### WHAT YOU ARE ASKED TO DO
Retype the records below word for word and omit any image.

### Figure contents as structured data
<<<<

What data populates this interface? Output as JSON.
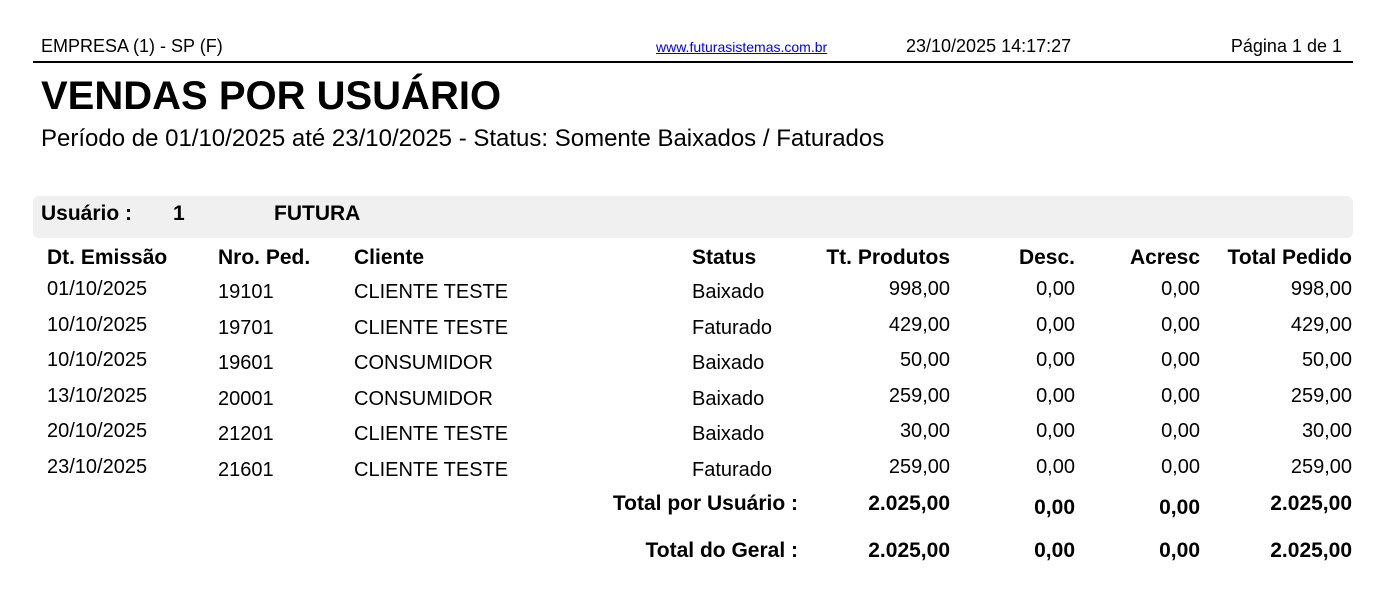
{
  "header": {
    "company": "EMPRESA (1) - SP (F)",
    "website": "www.futurasistemas.com.br",
    "datetime": "23/10/2025 14:17:27",
    "page": "Página 1 de 1"
  },
  "report": {
    "title": "VENDAS POR USUÁRIO",
    "subtitle": "Período de 01/10/2025 até 23/10/2025 - Status: Somente Baixados / Faturados"
  },
  "group": {
    "label": "Usuário :",
    "id": "1",
    "name": "FUTURA"
  },
  "columns": [
    "Dt. Emissão",
    "Nro. Ped.",
    "Cliente",
    "Status",
    "Tt. Produtos",
    "Desc.",
    "Acresc",
    "Total Pedido"
  ],
  "rows": [
    [
      "01/10/2025",
      "19101",
      "CLIENTE TESTE",
      "Baixado",
      "998,00",
      "0,00",
      "0,00",
      "998,00"
    ],
    [
      "10/10/2025",
      "19701",
      "CLIENTE TESTE",
      "Faturado",
      "429,00",
      "0,00",
      "0,00",
      "429,00"
    ],
    [
      "10/10/2025",
      "19601",
      "CONSUMIDOR",
      "Baixado",
      "50,00",
      "0,00",
      "0,00",
      "50,00"
    ],
    [
      "13/10/2025",
      "20001",
      "CONSUMIDOR",
      "Baixado",
      "259,00",
      "0,00",
      "0,00",
      "259,00"
    ],
    [
      "20/10/2025",
      "21201",
      "CLIENTE TESTE",
      "Baixado",
      "30,00",
      "0,00",
      "0,00",
      "30,00"
    ],
    [
      "23/10/2025",
      "21601",
      "CLIENTE TESTE",
      "Faturado",
      "259,00",
      "0,00",
      "0,00",
      "259,00"
    ]
  ],
  "totals": [
    {
      "label": "Total por Usuário :",
      "values": [
        "2.025,00",
        "0,00",
        "0,00",
        "2.025,00"
      ]
    },
    {
      "label": "Total do Geral :",
      "values": [
        "2.025,00",
        "0,00",
        "0,00",
        "2.025,00"
      ]
    }
  ]
}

>>>>

### WRITTEN ANSWER
What data populates this interface? Output as JSON.
{
  "header": {
    "company": "EMPRESA (1) - SP (F)",
    "website": "www.futurasistemas.com.br",
    "datetime": "23/10/2025 14:17:27",
    "page": "Página 1 de 1"
  },
  "report": {
    "title": "VENDAS POR USUÁRIO",
    "subtitle": "Período de 01/10/2025 até 23/10/2025 - Status: Somente Baixados / Faturados"
  },
  "group": {
    "label": "Usuário :",
    "id": "1",
    "name": "FUTURA"
  },
  "columns": [
    "Dt. Emissão",
    "Nro. Ped.",
    "Cliente",
    "Status",
    "Tt. Produtos",
    "Desc.",
    "Acresc",
    "Total Pedido"
  ],
  "rows": [
    [
      "01/10/2025",
      "19101",
      "CLIENTE TESTE",
      "Baixado",
      "998,00",
      "0,00",
      "0,00",
      "998,00"
    ],
    [
      "10/10/2025",
      "19701",
      "CLIENTE TESTE",
      "Faturado",
      "429,00",
      "0,00",
      "0,00",
      "429,00"
    ],
    [
      "10/10/2025",
      "19601",
      "CONSUMIDOR",
      "Baixado",
      "50,00",
      "0,00",
      "0,00",
      "50,00"
    ],
    [
      "13/10/2025",
      "20001",
      "CONSUMIDOR",
      "Baixado",
      "259,00",
      "0,00",
      "0,00",
      "259,00"
    ],
    [
      "20/10/2025",
      "21201",
      "CLIENTE TESTE",
      "Baixado",
      "30,00",
      "0,00",
      "0,00",
      "30,00"
    ],
    [
      "23/10/2025",
      "21601",
      "CLIENTE TESTE",
      "Faturado",
      "259,00",
      "0,00",
      "0,00",
      "259,00"
    ]
  ],
  "totals": [
    {
      "label": "Total por Usuário :",
      "values": [
        "2.025,00",
        "0,00",
        "0,00",
        "2.025,00"
      ]
    },
    {
      "label": "Total do Geral :",
      "values": [
        "2.025,00",
        "0,00",
        "0,00",
        "2.025,00"
      ]
    }
  ]
}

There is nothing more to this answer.